-- Your task --
Write out every entry word for word.
***** Records *****
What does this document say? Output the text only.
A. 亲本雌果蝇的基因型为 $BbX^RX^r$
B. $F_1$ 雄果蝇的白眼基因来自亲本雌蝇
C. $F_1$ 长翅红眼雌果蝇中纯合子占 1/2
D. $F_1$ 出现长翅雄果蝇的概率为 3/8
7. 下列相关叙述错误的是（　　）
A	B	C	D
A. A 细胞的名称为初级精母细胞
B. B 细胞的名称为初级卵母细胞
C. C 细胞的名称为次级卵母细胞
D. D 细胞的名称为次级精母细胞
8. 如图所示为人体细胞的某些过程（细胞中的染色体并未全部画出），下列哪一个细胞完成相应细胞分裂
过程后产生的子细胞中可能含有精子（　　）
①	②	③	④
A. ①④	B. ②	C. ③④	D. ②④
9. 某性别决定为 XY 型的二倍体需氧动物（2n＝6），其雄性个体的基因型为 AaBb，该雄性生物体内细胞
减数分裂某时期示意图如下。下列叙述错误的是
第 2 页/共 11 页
*****
-- Answer below --
What does this document say? Output the text only.
A. 亲本雌果蝇的基因型为 $BbX^RX^r$
B. $F_1$ 雄果蝇的白眼基因来自亲本雌蝇
C. $F_1$ 长翅红眼雌果蝇中纯合子占 1/2
D. $F_1$ 出现长翅雄果蝇的概率为 3/8
7. 下列相关叙述错误的是（　　）
A	B	C	D
A. A 细胞的名称为初级精母细胞
B. B 细胞的名称为初级卵母细胞
C. C 细胞的名称为次级卵母细胞
D. D 细胞的名称为次级精母细胞
8. 如图所示为人体细胞的某些过程（细胞中的染色体并未全部画出），下列哪一个细胞完成相应细胞分裂
过程后产生的子细胞中可能含有精子（　　）
①	②	③	④
A. ①④	B. ②	C. ③④	D. ②④
9. 某性别决定为 XY 型的二倍体需氧动物（2n＝6），其雄性个体的基因型为 AaBb，该雄性生物体内细胞
减数分裂某时期示意图如下。下列叙述错误的是
第 2 页/共 11 页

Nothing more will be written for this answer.